__WRITTEN REQUEST__:
Of all the lines in the records, how many hold the word "Enable"? Answer with the number only.

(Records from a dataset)
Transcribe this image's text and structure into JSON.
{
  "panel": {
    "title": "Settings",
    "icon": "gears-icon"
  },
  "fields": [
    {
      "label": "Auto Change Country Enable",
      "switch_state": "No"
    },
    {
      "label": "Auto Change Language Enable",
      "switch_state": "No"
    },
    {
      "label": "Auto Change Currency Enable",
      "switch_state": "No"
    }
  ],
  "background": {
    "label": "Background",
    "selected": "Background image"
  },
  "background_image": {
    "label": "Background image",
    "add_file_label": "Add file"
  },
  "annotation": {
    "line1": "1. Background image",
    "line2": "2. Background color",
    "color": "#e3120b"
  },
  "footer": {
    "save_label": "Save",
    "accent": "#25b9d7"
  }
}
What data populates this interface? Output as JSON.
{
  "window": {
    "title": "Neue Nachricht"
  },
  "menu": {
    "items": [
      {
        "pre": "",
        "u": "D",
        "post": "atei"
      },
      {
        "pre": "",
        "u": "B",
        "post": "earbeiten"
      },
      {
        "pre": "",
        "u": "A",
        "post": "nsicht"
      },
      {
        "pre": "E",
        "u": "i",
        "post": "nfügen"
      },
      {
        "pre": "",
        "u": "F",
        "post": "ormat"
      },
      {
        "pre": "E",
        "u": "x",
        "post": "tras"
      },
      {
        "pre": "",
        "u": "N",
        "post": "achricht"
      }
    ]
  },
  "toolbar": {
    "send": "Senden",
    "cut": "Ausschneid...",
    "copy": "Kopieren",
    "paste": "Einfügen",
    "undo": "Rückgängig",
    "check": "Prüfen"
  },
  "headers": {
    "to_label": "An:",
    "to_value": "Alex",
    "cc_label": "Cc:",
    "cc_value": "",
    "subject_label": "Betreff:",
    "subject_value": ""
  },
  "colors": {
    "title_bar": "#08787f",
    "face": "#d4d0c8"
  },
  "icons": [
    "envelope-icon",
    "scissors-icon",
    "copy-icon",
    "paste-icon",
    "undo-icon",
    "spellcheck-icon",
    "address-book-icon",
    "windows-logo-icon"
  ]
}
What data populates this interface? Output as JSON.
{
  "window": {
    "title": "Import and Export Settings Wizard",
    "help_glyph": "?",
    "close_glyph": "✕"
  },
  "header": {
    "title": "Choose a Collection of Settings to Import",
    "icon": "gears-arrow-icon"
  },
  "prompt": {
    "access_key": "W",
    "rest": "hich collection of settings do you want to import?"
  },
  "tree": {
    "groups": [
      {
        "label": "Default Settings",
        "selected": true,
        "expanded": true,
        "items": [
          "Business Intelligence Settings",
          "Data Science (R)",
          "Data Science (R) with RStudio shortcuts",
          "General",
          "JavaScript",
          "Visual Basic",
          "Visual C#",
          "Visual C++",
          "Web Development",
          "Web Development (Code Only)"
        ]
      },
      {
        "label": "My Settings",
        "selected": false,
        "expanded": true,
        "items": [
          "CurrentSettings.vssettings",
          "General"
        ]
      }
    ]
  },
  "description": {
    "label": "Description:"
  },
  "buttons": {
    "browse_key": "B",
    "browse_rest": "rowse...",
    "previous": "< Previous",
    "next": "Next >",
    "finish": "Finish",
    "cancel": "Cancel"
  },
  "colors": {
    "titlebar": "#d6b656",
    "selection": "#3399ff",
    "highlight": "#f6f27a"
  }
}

__SOLUTION TO THE EXERCISE__:
3